"""

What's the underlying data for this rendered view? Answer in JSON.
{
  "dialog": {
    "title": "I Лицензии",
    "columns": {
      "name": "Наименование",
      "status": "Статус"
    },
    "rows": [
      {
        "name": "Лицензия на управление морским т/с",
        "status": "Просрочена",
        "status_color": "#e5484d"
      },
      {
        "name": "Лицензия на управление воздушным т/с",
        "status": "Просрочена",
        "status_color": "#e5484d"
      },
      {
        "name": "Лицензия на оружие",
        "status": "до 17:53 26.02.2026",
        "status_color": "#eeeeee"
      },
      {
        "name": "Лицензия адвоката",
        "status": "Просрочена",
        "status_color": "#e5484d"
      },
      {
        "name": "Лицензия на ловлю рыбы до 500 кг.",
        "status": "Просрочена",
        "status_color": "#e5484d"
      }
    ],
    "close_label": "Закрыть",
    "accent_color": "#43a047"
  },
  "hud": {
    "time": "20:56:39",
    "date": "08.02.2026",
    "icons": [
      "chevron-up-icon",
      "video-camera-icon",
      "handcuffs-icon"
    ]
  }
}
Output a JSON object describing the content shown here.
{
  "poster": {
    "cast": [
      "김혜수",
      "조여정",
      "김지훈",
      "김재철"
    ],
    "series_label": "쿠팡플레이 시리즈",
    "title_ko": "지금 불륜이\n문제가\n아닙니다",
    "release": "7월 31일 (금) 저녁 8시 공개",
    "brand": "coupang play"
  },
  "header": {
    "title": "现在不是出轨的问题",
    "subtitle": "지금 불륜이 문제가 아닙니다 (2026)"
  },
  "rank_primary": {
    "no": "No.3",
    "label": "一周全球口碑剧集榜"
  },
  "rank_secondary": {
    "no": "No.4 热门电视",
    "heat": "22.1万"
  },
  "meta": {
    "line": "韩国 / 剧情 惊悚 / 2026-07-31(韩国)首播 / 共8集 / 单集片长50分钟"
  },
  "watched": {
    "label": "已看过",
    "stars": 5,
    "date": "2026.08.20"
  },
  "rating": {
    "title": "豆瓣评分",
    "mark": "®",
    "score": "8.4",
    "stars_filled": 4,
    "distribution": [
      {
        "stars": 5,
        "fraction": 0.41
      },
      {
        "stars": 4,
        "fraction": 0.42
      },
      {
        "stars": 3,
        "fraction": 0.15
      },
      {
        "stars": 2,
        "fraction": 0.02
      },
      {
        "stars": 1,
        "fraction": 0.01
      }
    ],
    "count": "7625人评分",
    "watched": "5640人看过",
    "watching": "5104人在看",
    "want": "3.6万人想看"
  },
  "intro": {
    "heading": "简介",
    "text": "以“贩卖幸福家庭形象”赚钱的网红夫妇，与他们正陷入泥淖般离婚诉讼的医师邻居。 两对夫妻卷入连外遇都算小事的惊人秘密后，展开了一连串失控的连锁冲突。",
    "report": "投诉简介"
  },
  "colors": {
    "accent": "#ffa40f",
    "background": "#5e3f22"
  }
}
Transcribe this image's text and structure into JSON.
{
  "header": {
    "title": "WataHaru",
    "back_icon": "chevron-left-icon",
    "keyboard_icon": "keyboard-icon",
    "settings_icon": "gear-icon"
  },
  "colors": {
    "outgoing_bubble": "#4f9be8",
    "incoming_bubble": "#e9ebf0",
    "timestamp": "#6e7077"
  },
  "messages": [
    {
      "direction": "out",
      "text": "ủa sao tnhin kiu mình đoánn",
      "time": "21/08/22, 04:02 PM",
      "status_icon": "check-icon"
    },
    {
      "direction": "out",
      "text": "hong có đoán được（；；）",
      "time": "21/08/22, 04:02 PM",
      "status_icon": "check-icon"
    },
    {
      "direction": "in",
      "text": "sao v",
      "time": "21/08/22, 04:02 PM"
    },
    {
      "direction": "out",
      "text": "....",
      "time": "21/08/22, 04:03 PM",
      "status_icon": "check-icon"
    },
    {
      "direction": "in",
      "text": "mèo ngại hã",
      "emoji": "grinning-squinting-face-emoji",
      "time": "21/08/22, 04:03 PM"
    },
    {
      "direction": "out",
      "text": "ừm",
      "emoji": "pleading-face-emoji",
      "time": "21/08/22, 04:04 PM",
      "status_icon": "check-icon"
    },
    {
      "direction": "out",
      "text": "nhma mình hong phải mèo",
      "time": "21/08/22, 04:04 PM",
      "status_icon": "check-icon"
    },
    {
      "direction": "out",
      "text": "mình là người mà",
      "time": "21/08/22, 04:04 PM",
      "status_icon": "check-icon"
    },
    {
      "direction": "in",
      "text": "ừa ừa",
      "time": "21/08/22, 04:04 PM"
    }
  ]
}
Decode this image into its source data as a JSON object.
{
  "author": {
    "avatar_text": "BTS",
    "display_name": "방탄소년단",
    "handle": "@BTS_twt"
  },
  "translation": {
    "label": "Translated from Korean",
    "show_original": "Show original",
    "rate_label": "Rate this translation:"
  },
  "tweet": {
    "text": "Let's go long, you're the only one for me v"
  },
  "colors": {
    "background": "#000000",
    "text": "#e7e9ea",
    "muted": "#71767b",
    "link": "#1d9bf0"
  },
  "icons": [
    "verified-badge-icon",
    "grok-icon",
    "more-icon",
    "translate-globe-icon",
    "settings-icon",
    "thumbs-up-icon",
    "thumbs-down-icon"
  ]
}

"""

§ **SET EXERCISE**:
Go through the records and pull out each line that includes the word "chevron".

§ **COMPLETE RESPONSE**:
      "chevron-up-icon",
    "back_icon": "chevron-left-icon",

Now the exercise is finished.